* Problem to solve:
Copy out, from the entries below, each line holding the string "process".

* Entries provided:
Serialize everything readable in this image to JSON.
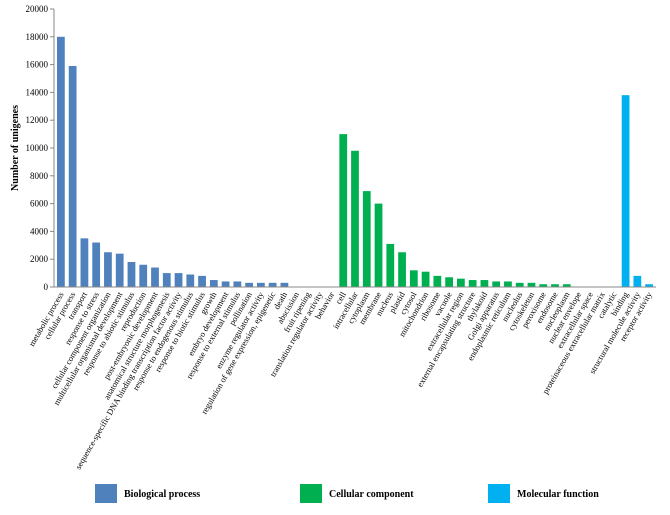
{
  "chart_data": {
    "type": "bar",
    "ylabel": "Number of unigenes",
    "ylim": [
      0,
      20000
    ],
    "yticks": [
      0,
      2000,
      4000,
      6000,
      8000,
      10000,
      12000,
      14000,
      16000,
      18000,
      20000
    ],
    "grid": false,
    "legend_position": "bottom",
    "series": [
      {
        "name": "Biological process",
        "color": "#4f81bd",
        "categories": [
          "metabolic process",
          "cellular process",
          "transport",
          "response to stress",
          "cellular component organization",
          "multicellular organismal development",
          "response to abiotic stimulus",
          "reproduction",
          "post-embryonic development",
          "anatomical structure morphogenesis",
          "sequence-specific DNA binding transcription factor activity",
          "response to endogenous stimulus",
          "response to biotic stimulus",
          "growth",
          "embryo development",
          "response to external stimulus",
          "pollination",
          "enzyme regulator activity",
          "regulation of gene expression, epigenetic",
          "death",
          "abscission",
          "fruit ripening",
          "translation regulator activity",
          "behavior"
        ],
        "values": [
          18000,
          15900,
          3500,
          3200,
          2500,
          2400,
          1800,
          1600,
          1400,
          1000,
          1000,
          900,
          800,
          500,
          400,
          400,
          300,
          300,
          300,
          300,
          0,
          0,
          0,
          0
        ]
      },
      {
        "name": "Cellular component",
        "color": "#00b050",
        "categories": [
          "cell",
          "intracellular",
          "cytoplasm",
          "membrane",
          "nucleus",
          "plastid",
          "cytosol",
          "mitochondrion",
          "ribosome",
          "vacuole",
          "extracellular region",
          "external encapsulating structure",
          "thylakoid",
          "Golgi apparatus",
          "endoplasmic reticulum",
          "nucleolus",
          "cytoskeleton",
          "peroxisome",
          "endosome",
          "nucleoplasm",
          "nuclear envelope",
          "extracellular space",
          "proteinaceous extracellular matrix"
        ],
        "values": [
          11000,
          9800,
          6900,
          6000,
          3100,
          2500,
          1200,
          1100,
          800,
          700,
          600,
          500,
          500,
          400,
          400,
          300,
          300,
          200,
          200,
          200,
          0,
          0,
          0
        ]
      },
      {
        "name": "Molecular function",
        "color": "#00b0f0",
        "categories": [
          "catalytic",
          "binding",
          "structural molecule activity",
          "receptor activity"
        ],
        "values": [
          0,
          13800,
          800,
          200
        ]
      }
    ]
  }
}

* Solved problem:
        "name": "Biological process",
          "metabolic process",
          "cellular process",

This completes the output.